= Collected data entries =
- - -
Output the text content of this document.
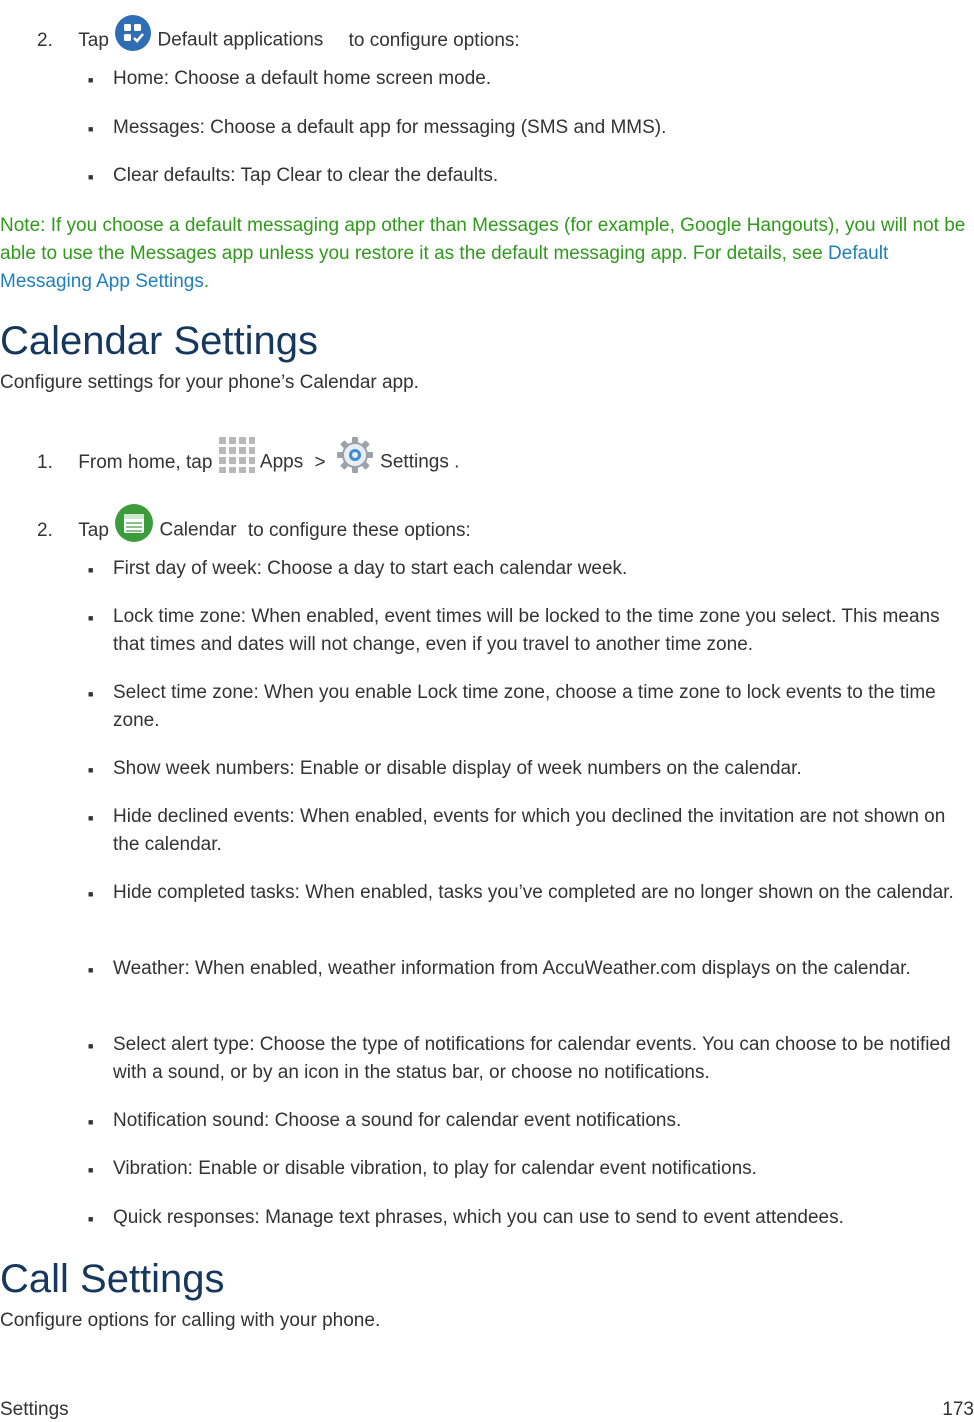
2. Tap	Default applications to configure options:
■	Home: Choose a default home screen mode.
■	Messages: Choose a default app for messaging (SMS and MMS).
■	Clear defaults: Tap Clear to clear the defaults.
Note: If you choose a default messaging app other than Messages (for example, Google Hangouts), you will not be able to use the Messages app unless you restore it as the default messaging app. For details, see Default Messaging App Settings.
Calendar Settings
Configure settings for your phone’s Calendar app.
1. From home, tap	Apps >	Settings .
2. Tap	Calendar to configure these options:
■	First day of week: Choose a day to start each calendar week.
■	Lock time zone: When enabled, event times will be locked to the time zone you select. This means that times and dates will not change, even if you travel to another time zone.
■	Select time zone: When you enable Lock time zone, choose a time zone to lock events to the time zone.
■	Show week numbers: Enable or disable display of week numbers on the calendar.
■	Hide declined events: When enabled, events for which you declined the invitation are not shown on the calendar.
■	Hide completed tasks: When enabled, tasks you’ve completed are no longer shown on the calendar.
■	Weather: When enabled, weather information from AccuWeather.com displays on the calendar.
■	Select alert type: Choose the type of notifications for calendar events. You can choose to be notified with a sound, or by an icon in the status bar, or choose no notifications.
■	Notification sound: Choose a sound for calendar event notifications.
■	Vibration: Enable or disable vibration, to play for calendar event notifications.
■	Quick responses: Manage text phrases, which you can use to send to event attendees.
Call Settings
Configure options for calling with your phone.
Settings	173
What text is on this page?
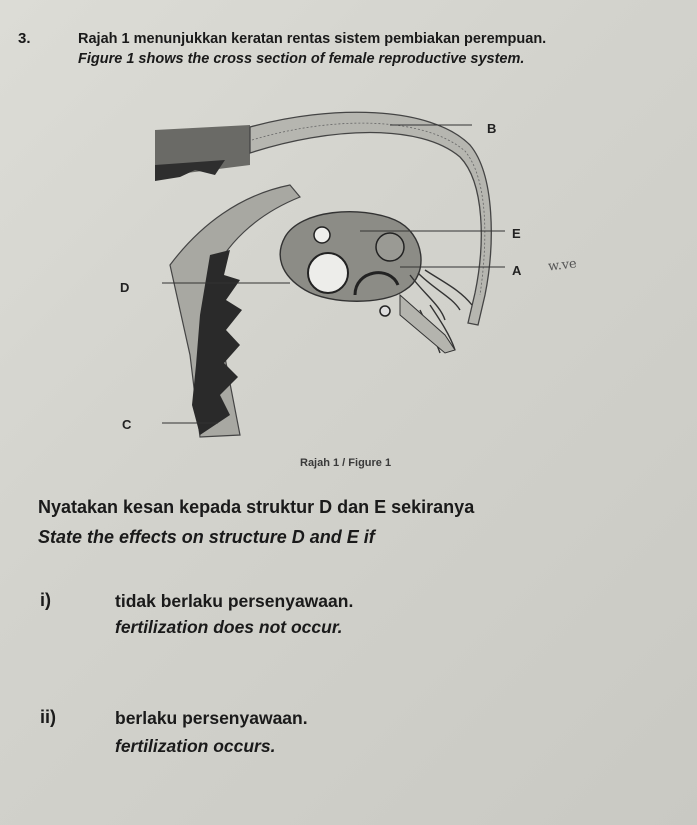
3.	Rajah 1 menunjukkan keratan rentas sistem pembiakan perempuan.
Figure 1 shows the cross section of female reproductive system.
B
E
A
D
C
w.ve
Rajah 1 / Figure 1
Nyatakan kesan kepada struktur D dan E sekiranya
State the effects on structure D and E if
i)	tidak berlaku persenyawaan.
fertilization does not occur.
ii)	berlaku persenyawaan.
fertilization occurs.
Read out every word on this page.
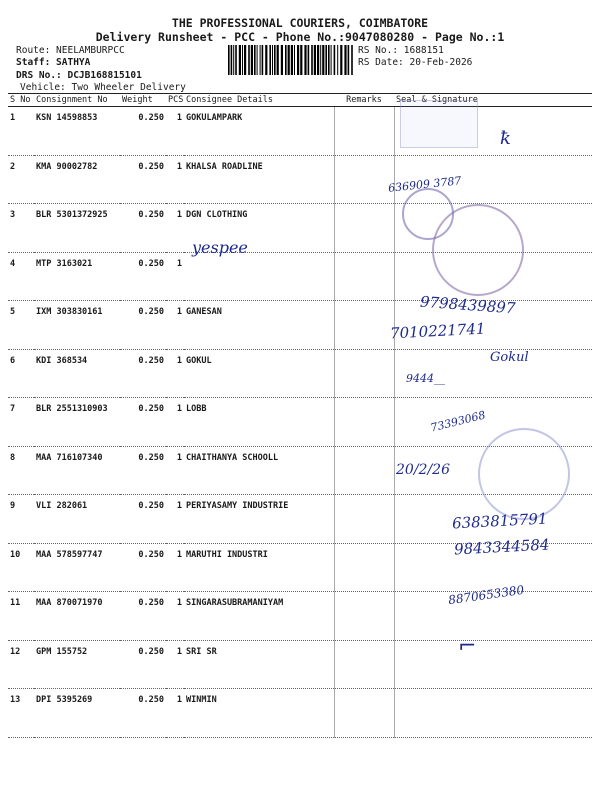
THE PROFESSIONAL COURIERS, COIMBATORE
Delivery Runsheet - PCC - Phone No.:9047080280 - Page No.:1
Route: NEELAMBURPCC
Staff: SATHYA
DRS No.: DCJB168815101
Vehicle: Two Wheeler Delivery
RS No.: 1688151
RS Date: 20-Feb-2026
S No	Consignment No	Weight	PCS	Consignee Details	Remarks	Seal & Signature
1	KSN 14598853	0.250	1	GOKULAMPARK		
2	KMA 90002782	0.250	1	KHALSA ROADLINE		
3	BLR 5301372925	0.250	1	DGN CLOTHING		
4	MTP 3163021	0.250	1			
5	IXM 303830161	0.250	1	GANESAN		
6	KDI 368534	0.250	1	GOKUL		
7	BLR 2551310903	0.250	1	LOBB		
8	MAA 716107340	0.250	1	CHAITHANYA SCHOOLL		
9	VLI 282061	0.250	1	PERIYASAMY INDUSTRIE		
10	MAA 578597747	0.250	1	MARUTHI INDUSTRI		
11	MAA 870071970	0.250	1	SINGARASUBRAMANIYAM		
12	GPM 155752	0.250	1	SRI SR		
13	DPI 5395269	0.250	1	WINMIN		
yespee
ꝁ
636909 3787
9798439897
7010221741
Gokul
9444__
73393068
20/2/26
6383815791
9843344584
8870653380
⌐
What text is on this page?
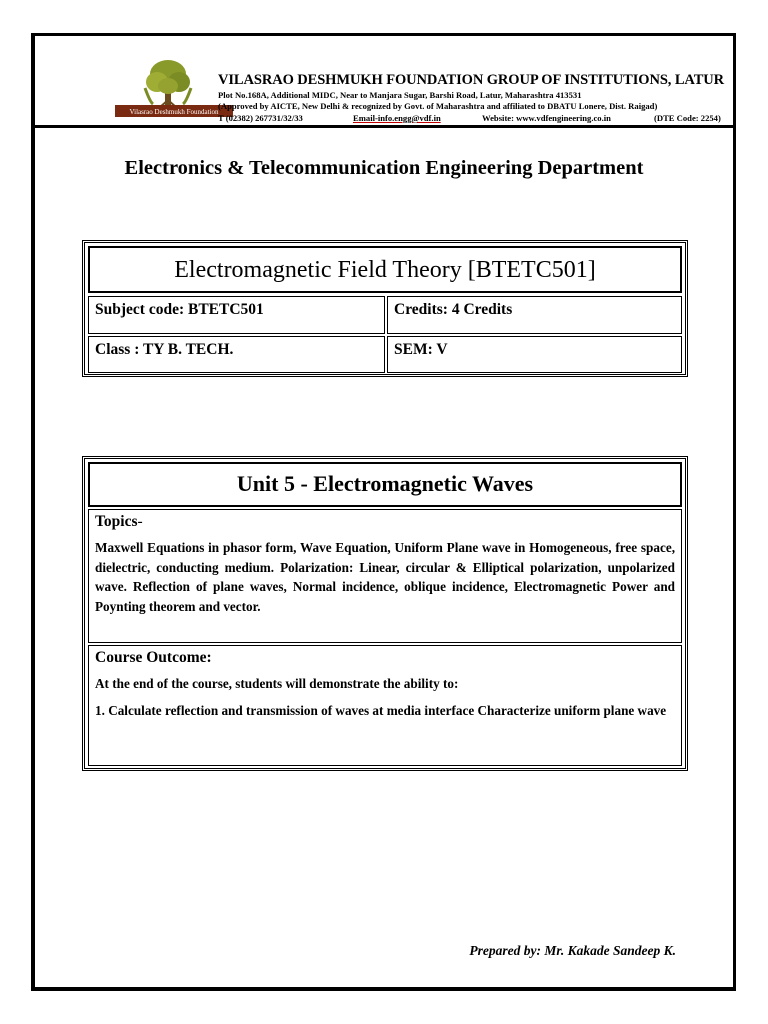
Vilasrao Deshmukh Foundation
VILASRAO DESHMUKH FOUNDATION GROUP OF INSTITUTIONS, LATUR
Plot No.168A, Additional MIDC, Near to Manjara Sugar, Barshi Road, Latur, Maharashtra 413531
(Approved by AICTE, New Delhi & recognized by Govt. of Maharashtra and affiliated to DBATU Lonere, Dist. Raigad)
T (02382) 267731/32/33	Email-info.engg@vdf.in	Website: www.vdfengineering.co.in	(DTE Code: 2254)
Electronics & Telecommunication Engineering Department
Electromagnetic Field Theory [BTETC501]
Subject code: BTETC501	Credits: 4 Credits
Class : TY B. TECH.	SEM: V
Unit 5 - Electromagnetic Waves
Topics-
Maxwell Equations in phasor form, Wave Equation, Uniform Plane wave in Homogeneous, free space, dielectric, conducting medium. Polarization: Linear, circular & Elliptical polarization, unpolarized wave. Reflection of plane waves, Normal incidence, oblique incidence, Electromagnetic Power and Poynting theorem and vector.
Course Outcome:
At the end of the course, students will demonstrate the ability to:
1. Calculate reflection and transmission of waves at media interface Characterize uniform plane wave
Prepared by: Mr. Kakade Sandeep K.
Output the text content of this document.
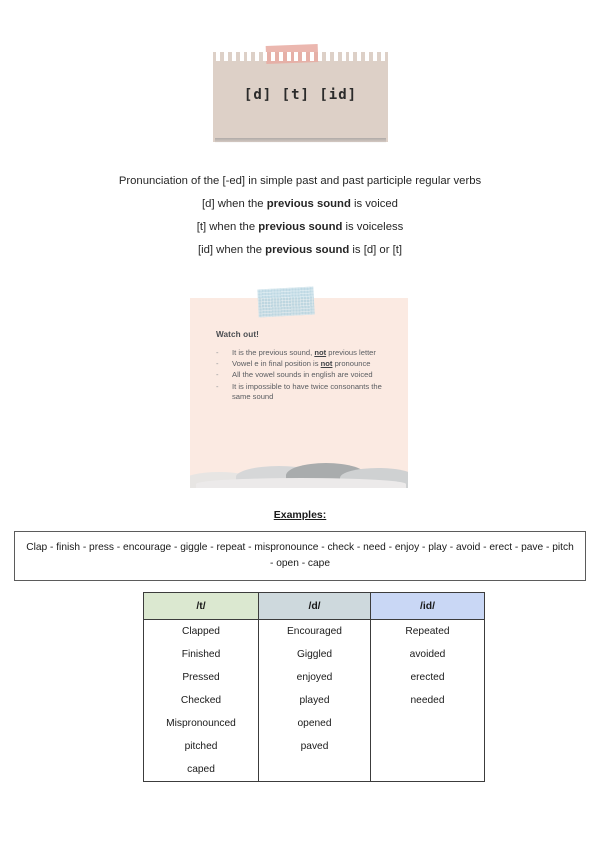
[d] [t] [id]
Pronunciation of the [-ed] in simple past and past participle regular verbs
[d] when the previous sound is voiced
[t] when the previous sound is voiceless
[id] when the previous sound is [d] or [t]
Watch out!
-	It is the previous sound, not previous letter
-	Vowel e in final position is not pronounce
-	All the vowel sounds in english are voiced
-	It is impossible to have twice consonants the same sound
Examples:
Clap - finish - press - encourage - giggle - repeat - mispronounce - check - need - enjoy - play - avoid - erect - pave - pitch - open - cape
/t/	/d/	/id/
Clapped	Encouraged	Repeated
Finished	Giggled	avoided
Pressed	enjoyed	erected
Checked	played	needed
Mispronounced	opened	
pitched	paved	
caped		
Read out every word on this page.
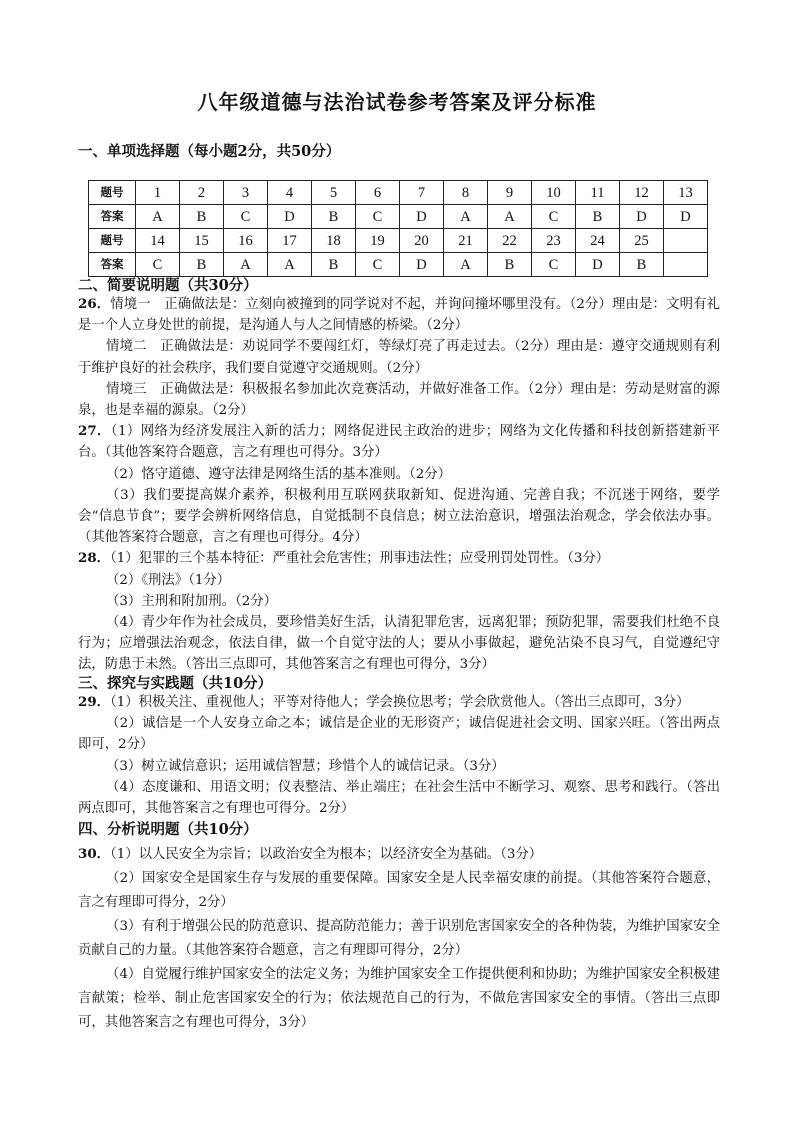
八年级道德与法治试卷参考答案及评分标准
一、单项选择题（每小题2分，共50分）
题号	1	2	3	4	5	6	7	8	9	10	11	12	13
答案	A	B	C	D	B	C	D	A	A	C	B	D	D
题号	14	15	16	17	18	19	20	21	22	23	24	25	
答案	C	B	A	A	B	C	D	A	B	C	D	B	
二、简要说明题（共30分）

26．情境一　正确做法是：立刻向被撞到的同学说对不起，并询问撞坏哪里没有。（2分）理由是：文明有礼是一个人立身处世的前提，是沟通人与人之间情感的桥梁。（2分）

情境二　正确做法是：劝说同学不要闯红灯，等绿灯亮了再走过去。（2分）理由是：遵守交通规则有利于维护良好的社会秩序，我们要自觉遵守交通规则。（2分）

情境三　正确做法是：积极报名参加此次竞赛活动，并做好准备工作。（2分）理由是：劳动是财富的源泉，也是幸福的源泉。（2分）

27．（1）网络为经济发展注入新的活力；网络促进民主政治的进步；网络为文化传播和科技创新搭建新平台。（其他答案符合题意，言之有理也可得分。3分）

（2）恪守道德、遵守法律是网络生活的基本准则。（2分）

（3）我们要提高媒介素养，积极利用互联网获取新知、促进沟通、完善自我；不沉迷于网络，要学会“信息节食”；要学会辨析网络信息，自觉抵制不良信息；树立法治意识，增强法治观念，学会依法办事。（其他答案符合题意，言之有理也可得分。4分）

28．（1）犯罪的三个基本特征：严重社会危害性；刑事违法性；应受刑罚处罚性。（3分）

（2）《刑法》（1分）

（3）主刑和附加刑。（2分）

（4）青少年作为社会成员，要珍惜美好生活，认清犯罪危害，远离犯罪；预防犯罪，需要我们杜绝不良行为；应增强法治观念，依法自律，做一个自觉守法的人；要从小事做起，避免沾染不良习气，自觉遵纪守法，防患于未然。（答出三点即可，其他答案言之有理也可得分，3分）

三、探究与实践题（共10分）

29．（1）积极关注、重视他人；平等对待他人；学会换位思考；学会欣赏他人。（答出三点即可，3分）

（2）诚信是一个人安身立命之本；诚信是企业的无形资产；诚信促进社会文明、国家兴旺。（答出两点即可，2分）

（3）树立诚信意识；运用诚信智慧；珍惜个人的诚信记录。（3分）

（4）态度谦和、用语文明；仪表整洁、举止端庄；在社会生活中不断学习、观察、思考和践行。（答出两点即可，其他答案言之有理也可得分。2分）

四、分析说明题（共10分）

30．（1）以人民安全为宗旨；以政治安全为根本；以经济安全为基础。（3分）

（2）国家安全是国家生存与发展的重要保障。国家安全是人民幸福安康的前提。（其他答案符合题意，言之有理即可得分，2分）

（3）有利于增强公民的防范意识、提高防范能力；善于识别危害国家安全的各种伪装，为维护国家安全贡献自己的力量。（其他答案符合题意，言之有理即可得分，2分）

（4）自觉履行维护国家安全的法定义务；为维护国家安全工作提供便利和协助；为维护国家安全积极建言献策；检举、制止危害国家安全的行为；依法规范自己的行为，不做危害国家安全的事情。（答出三点即可，其他答案言之有理也可得分，3分）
- - -
Copy, from the material, each line that holds the string "Lock".

■	Lock time zone: When enabled, event times will be locked to the time zone you select. This means that times and dates will not change, even if you travel to another time zone.
■	Select time zone: When you enable Lock time zone, choose a time zone to lock events to the time zone.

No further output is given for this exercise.